Given data →
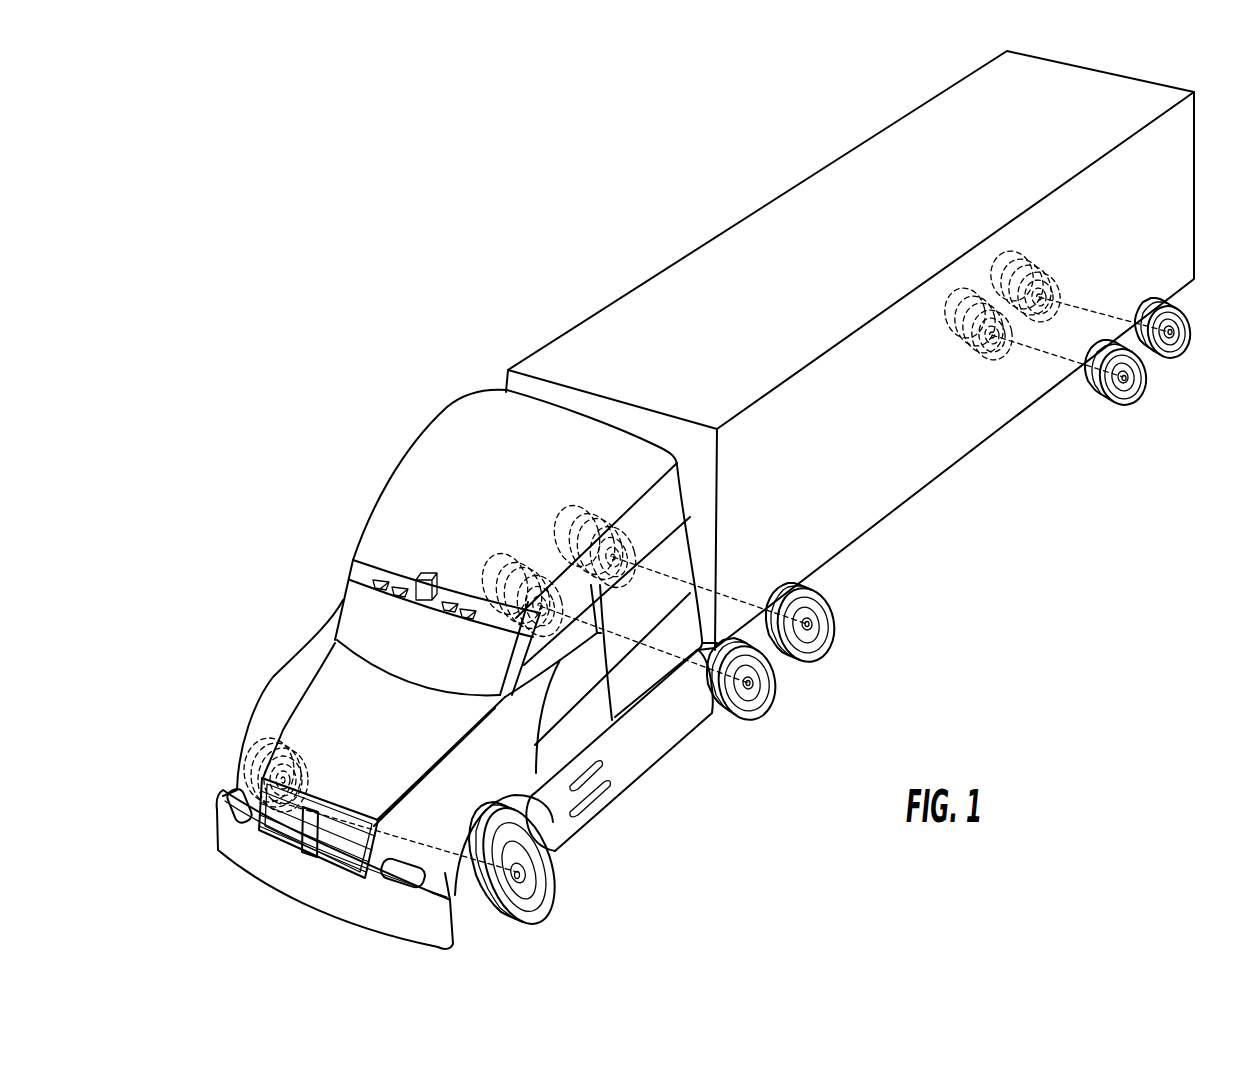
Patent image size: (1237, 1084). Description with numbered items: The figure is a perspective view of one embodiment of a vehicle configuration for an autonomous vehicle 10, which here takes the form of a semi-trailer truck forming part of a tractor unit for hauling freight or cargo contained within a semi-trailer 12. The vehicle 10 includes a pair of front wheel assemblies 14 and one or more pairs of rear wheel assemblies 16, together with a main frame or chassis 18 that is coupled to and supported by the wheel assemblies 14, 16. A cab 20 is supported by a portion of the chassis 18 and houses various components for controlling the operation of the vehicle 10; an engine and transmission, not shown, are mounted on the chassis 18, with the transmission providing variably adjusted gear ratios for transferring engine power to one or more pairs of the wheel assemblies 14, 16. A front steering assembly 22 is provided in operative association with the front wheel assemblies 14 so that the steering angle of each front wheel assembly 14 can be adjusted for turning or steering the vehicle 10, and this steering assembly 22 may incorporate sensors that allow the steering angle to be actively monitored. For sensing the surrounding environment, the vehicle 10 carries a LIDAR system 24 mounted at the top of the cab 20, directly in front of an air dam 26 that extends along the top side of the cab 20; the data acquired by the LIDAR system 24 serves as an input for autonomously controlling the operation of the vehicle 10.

The autonomous vehicle 10 is at (284, 500).
The semi-trailer 12 is at (763, 198).
The front wheel assemblies 14 is at (545, 897).
The rear wheel assemblies 16 is at (800, 665).
The chassis 18 is at (607, 807).
The cab 20 is at (627, 673).
The front steering assembly 22 is at (356, 796).
The LIDAR system 24 is at (400, 571).
The air dam 26 is at (443, 450).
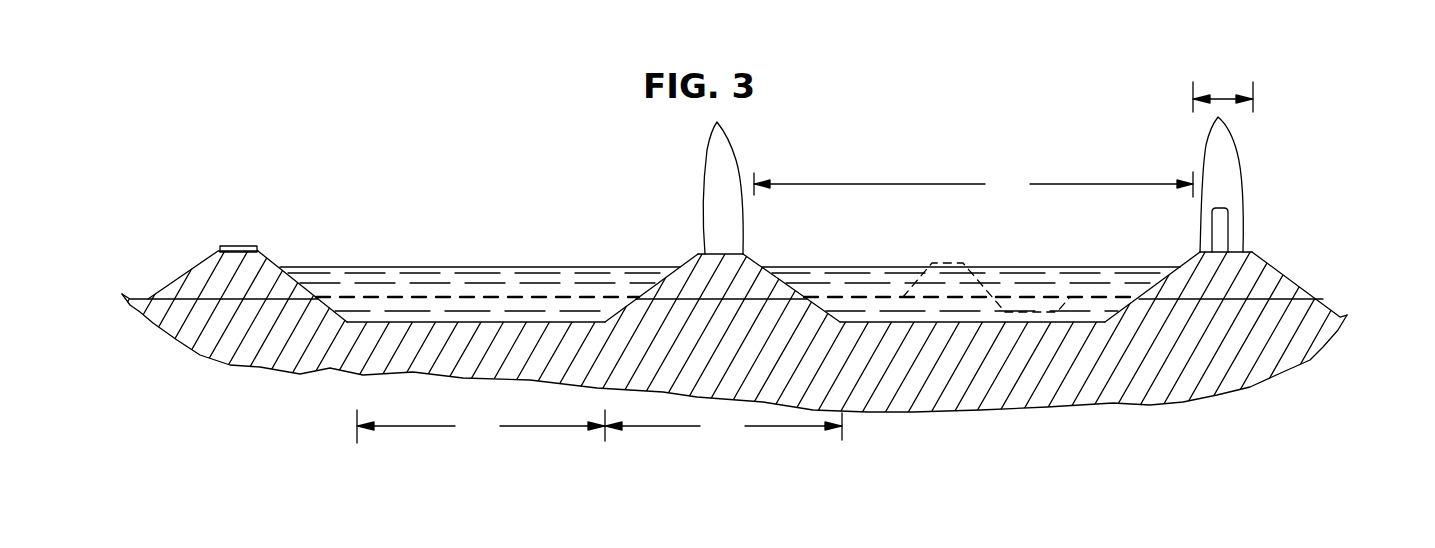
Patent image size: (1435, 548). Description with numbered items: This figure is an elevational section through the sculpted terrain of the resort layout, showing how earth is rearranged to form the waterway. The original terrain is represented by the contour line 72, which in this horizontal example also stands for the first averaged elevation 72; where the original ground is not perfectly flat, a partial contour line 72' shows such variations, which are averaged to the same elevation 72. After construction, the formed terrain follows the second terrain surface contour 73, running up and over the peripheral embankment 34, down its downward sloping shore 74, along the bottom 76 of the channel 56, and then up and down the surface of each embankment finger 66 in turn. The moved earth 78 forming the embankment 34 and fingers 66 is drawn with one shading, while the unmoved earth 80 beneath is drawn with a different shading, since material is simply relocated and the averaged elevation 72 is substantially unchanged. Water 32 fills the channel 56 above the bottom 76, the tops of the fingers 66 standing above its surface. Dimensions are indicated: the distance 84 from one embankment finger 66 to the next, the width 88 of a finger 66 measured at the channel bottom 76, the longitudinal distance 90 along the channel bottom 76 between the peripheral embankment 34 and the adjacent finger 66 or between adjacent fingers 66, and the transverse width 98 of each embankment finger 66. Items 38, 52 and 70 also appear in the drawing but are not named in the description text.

The water 32 is at (510, 268).
The peripheral embankment 34 is at (203, 258).
The post 38 is at (1222, 226).
The cap 52 is at (233, 247).
The channel 56 is at (422, 250).
The embankment finger 66 is at (758, 259).
The plant 70 is at (721, 160).
The first averaged elevation 72 is at (765, 281).
The partial contour line 72' is at (986, 273).
The second terrain surface contour 73 is at (625, 303).
The downward sloping shore 74 is at (300, 275).
The channel bottom 76 is at (444, 317).
The moved earth 78 is at (177, 288).
The unmoved earth 80 is at (223, 350).
The distance between embankment fingers 84 is at (973, 185).
The width of embankment fingers 88 is at (723, 427).
The longitudinal distance 90 is at (481, 426).
The transverse width of embankment finger 98 is at (1222, 95).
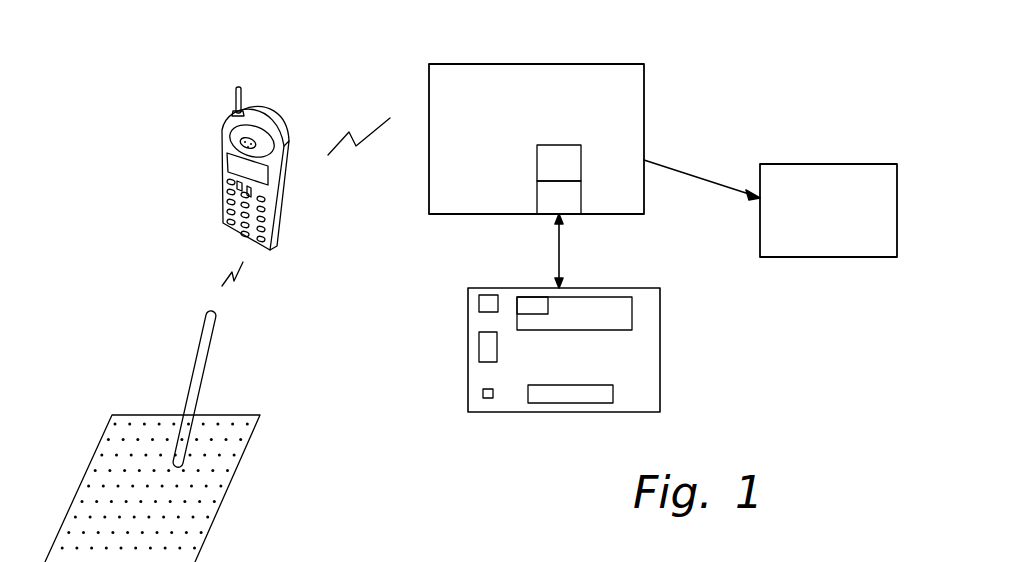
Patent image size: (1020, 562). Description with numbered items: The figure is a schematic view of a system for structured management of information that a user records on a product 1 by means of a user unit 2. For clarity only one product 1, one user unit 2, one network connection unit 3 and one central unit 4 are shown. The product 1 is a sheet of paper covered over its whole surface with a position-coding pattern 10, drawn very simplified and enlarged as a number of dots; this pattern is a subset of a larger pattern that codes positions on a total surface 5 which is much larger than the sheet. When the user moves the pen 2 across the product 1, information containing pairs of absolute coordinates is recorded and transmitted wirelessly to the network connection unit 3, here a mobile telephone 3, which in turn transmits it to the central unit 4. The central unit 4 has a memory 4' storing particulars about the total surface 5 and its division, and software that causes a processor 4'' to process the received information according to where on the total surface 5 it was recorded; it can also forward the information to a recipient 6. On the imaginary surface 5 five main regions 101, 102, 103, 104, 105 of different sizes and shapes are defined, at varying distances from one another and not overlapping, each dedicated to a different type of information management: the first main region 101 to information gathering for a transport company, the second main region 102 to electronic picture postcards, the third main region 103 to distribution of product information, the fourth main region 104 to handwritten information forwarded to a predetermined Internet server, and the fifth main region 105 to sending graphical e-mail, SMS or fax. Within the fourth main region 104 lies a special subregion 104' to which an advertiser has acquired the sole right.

The product 1 is at (238, 467).
The position-coding pattern 10 is at (83, 533).
The user unit 2 is at (208, 353).
The network connection unit 3 is at (283, 200).
The central unit 4 is at (570, 139).
The memory 4' is at (578, 195).
The processor 4'' is at (580, 159).
The total surface 5 is at (660, 338).
The recipient 6 is at (873, 164).
The first main region 101 is at (490, 303).
The second main region 102 is at (479, 345).
The third main region 103 is at (485, 398).
The fourth main region 104 is at (583, 288).
The subregion 104' is at (528, 280).
The fifth main region 105 is at (597, 395).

Stated exercise → Which lines in the records run from the one containing "Patent image size: (1020, 562)." through the one containing "The first main region 101 is at (490, 303)."? Copy them out word for word, starting at the first and stopping after the second.

Result →
Patent image size: (1020, 562). Description with numbered items: The figure is a schematic view of a system for structured management of information that a user records on a product 1 by means of a user unit 2. For clarity only one product 1, one user unit 2, one network connection unit 3 and one central unit 4 are shown. The product 1 is a sheet of paper covered over its whole surface with a position-coding pattern 10, drawn very simplified and enlarged as a number of dots; this pattern is a subset of a larger pattern that codes positions on a total surface 5 which is much larger than the sheet. When the user moves the pen 2 across the product 1, information containing pairs of absolute coordinates is recorded and transmitted wirelessly to the network connection unit 3, here a mobile telephone 3, which in turn transmits it to the central unit 4. The central unit 4 has a memory 4' storing particulars about the total surface 5 and its division, and software that causes a processor 4'' to process the received information according to where on the total surface 5 it was recorded; it can also forward the information to a recipient 6. On the imaginary surface 5 five main regions 101, 102, 103, 104, 105 of different sizes and shapes are defined, at varying distances from one another and not overlapping, each dedicated to a different type of information management: the first main region 101 to information gathering for a transport company, the second main region 102 to electronic picture postcards, the third main region 103 to distribution of product information, the fourth main region 104 to handwritten information forwarded to a predetermined Internet server, and the fifth main region 105 to sending graphical e-mail, SMS or fax. Within the fourth main region 104 lies a special subregion 104' to which an advertiser has acquired the sole right.

The product 1 is at (238, 467).
The position-coding pattern 10 is at (83, 533).
The user unit 2 is at (208, 353).
The network connection unit 3 is at (283, 200).
The central unit 4 is at (570, 139).
The memory 4' is at (578, 195).
The processor 4'' is at (580, 159).
The total surface 5 is at (660, 338).
The recipient 6 is at (873, 164).
The first main region 101 is at (490, 303).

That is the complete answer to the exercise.